** TASK TO COMPLETE **
Select, from the material below, each line with "default" in it.

** SUPPLIED RECORDS **
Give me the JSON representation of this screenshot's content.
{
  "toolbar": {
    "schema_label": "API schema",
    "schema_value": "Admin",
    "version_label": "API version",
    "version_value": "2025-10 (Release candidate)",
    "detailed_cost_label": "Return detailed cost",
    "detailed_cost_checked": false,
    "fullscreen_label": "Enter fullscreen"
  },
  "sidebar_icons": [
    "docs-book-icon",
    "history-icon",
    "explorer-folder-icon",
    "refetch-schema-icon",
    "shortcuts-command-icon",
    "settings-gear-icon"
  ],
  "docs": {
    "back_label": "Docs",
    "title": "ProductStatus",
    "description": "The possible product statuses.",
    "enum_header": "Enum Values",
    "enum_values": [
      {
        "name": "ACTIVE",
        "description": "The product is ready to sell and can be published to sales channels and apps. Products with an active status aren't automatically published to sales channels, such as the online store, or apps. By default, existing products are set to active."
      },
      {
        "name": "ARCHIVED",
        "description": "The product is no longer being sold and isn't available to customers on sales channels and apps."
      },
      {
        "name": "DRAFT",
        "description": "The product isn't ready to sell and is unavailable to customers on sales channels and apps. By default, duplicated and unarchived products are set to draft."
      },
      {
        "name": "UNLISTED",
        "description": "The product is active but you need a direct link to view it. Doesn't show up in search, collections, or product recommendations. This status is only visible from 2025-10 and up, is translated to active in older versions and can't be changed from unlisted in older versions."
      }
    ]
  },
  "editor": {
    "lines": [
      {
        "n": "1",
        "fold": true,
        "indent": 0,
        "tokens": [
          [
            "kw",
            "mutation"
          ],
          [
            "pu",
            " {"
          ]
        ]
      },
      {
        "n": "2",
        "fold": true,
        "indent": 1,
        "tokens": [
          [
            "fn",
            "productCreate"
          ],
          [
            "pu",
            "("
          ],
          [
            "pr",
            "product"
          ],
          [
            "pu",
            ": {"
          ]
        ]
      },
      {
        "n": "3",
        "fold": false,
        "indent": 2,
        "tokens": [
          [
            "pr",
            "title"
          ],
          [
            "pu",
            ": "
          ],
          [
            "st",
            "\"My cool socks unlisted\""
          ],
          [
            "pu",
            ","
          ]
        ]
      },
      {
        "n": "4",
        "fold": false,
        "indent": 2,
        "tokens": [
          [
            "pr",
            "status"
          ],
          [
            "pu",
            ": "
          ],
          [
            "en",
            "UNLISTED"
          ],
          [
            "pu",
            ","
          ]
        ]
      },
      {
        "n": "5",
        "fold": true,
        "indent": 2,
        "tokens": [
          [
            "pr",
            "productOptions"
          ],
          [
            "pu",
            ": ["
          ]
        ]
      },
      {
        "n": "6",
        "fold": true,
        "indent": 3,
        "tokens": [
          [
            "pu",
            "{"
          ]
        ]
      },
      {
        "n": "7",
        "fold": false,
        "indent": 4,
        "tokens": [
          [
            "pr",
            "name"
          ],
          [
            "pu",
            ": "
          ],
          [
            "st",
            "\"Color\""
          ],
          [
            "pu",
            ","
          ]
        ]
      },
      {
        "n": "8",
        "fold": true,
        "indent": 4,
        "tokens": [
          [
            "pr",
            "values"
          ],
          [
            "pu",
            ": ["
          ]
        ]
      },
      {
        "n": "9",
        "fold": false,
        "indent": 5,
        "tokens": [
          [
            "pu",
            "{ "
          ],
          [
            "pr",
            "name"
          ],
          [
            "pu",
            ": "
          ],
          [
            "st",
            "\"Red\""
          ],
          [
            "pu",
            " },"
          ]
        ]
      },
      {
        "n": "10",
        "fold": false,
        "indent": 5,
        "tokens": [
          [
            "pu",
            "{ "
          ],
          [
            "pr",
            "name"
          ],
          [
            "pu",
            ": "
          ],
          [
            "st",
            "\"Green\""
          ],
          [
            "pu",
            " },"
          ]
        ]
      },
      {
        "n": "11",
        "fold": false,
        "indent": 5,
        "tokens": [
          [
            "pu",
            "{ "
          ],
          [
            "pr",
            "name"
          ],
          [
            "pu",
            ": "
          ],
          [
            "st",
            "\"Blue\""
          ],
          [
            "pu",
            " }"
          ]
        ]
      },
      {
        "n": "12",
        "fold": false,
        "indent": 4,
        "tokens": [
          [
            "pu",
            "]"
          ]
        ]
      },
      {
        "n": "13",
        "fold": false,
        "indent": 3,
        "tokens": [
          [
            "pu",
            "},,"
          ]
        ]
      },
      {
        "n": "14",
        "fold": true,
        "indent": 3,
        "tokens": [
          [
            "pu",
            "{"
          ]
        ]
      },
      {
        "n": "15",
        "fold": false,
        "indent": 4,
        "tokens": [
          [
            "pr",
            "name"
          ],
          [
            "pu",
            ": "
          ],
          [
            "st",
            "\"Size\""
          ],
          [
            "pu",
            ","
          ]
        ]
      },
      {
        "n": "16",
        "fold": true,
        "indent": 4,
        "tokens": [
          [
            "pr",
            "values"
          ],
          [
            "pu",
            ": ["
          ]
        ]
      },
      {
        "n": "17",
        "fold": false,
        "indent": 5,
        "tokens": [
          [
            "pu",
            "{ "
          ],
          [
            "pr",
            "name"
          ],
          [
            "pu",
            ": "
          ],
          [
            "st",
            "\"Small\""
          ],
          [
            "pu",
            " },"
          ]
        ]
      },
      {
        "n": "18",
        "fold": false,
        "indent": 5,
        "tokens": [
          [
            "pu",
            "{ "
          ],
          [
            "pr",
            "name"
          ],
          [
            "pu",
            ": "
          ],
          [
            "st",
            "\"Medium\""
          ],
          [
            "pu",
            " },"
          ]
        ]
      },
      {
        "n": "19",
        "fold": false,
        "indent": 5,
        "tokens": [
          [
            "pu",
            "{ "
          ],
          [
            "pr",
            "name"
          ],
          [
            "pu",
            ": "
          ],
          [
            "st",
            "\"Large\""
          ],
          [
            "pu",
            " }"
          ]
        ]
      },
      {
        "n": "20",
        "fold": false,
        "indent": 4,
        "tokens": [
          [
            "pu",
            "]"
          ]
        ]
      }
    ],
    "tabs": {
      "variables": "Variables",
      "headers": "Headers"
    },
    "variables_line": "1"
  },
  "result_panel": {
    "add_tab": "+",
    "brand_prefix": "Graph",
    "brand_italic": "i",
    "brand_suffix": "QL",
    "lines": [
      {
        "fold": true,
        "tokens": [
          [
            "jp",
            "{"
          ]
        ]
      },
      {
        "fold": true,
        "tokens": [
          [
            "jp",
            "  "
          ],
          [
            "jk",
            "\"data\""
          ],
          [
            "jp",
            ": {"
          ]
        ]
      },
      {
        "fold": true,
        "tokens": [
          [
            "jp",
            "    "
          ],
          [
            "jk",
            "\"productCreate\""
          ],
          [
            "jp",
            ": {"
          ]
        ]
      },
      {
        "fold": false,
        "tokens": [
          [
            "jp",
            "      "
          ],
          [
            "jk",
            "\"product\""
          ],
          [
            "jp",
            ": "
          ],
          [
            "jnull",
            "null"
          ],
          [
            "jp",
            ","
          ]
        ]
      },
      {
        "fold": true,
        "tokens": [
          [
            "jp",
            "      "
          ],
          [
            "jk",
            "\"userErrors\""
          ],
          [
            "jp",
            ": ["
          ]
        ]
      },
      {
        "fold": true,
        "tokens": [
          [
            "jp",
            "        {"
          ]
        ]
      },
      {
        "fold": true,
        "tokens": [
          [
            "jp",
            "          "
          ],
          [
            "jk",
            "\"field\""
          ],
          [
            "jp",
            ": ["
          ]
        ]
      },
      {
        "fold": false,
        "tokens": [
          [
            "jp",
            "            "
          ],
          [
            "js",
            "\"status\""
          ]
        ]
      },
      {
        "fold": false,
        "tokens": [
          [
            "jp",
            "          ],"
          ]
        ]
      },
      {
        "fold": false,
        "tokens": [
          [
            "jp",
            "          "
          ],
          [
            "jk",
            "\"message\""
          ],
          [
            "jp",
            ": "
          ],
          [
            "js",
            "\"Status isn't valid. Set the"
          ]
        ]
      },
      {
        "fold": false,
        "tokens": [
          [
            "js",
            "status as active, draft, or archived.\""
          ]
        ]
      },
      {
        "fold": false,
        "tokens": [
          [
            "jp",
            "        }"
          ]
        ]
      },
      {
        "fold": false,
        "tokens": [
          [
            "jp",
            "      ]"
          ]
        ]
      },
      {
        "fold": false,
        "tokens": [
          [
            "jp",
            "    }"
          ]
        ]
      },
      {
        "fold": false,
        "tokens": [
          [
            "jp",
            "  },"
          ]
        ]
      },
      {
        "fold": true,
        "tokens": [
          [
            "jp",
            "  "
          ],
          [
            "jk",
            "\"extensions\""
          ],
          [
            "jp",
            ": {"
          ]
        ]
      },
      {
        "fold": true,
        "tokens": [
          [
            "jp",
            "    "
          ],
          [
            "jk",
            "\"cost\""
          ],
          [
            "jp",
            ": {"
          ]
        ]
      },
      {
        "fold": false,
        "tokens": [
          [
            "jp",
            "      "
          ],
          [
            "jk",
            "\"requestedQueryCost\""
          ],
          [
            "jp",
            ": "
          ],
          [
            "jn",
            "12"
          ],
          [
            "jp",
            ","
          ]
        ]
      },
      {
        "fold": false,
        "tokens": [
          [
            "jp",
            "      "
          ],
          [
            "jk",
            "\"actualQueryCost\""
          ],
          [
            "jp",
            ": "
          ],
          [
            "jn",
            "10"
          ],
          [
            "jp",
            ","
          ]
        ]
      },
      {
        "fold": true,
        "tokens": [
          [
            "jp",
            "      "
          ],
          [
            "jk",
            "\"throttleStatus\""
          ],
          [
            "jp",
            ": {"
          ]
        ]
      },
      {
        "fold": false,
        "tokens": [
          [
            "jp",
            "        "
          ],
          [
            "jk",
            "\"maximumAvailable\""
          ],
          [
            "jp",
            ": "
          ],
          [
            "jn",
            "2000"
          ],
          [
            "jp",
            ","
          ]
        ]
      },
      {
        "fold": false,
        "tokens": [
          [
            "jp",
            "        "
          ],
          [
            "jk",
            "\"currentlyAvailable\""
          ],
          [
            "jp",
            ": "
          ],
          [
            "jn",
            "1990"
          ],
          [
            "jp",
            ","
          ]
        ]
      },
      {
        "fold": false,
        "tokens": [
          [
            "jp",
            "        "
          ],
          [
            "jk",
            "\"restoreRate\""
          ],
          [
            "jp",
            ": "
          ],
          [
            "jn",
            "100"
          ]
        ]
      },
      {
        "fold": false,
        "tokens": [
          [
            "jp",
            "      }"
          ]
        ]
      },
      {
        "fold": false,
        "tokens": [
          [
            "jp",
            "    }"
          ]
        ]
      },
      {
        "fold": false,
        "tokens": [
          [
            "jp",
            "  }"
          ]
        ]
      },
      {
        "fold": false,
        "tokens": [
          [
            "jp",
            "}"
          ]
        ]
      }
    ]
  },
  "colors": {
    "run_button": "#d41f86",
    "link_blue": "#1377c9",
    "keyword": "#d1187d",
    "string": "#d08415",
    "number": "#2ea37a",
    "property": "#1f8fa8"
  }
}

** CORRECT ANSWER **
        "description": "The product is ready to sell and can be published to sales channels and apps. Products with an active status aren't automatically published to sales channels, such as the online store, or apps. By default, existing products are set to active."
        "description": "The product isn't ready to sell and is unavailable to customers on sales channels and apps. By default, duplicated and unarchived products are set to draft."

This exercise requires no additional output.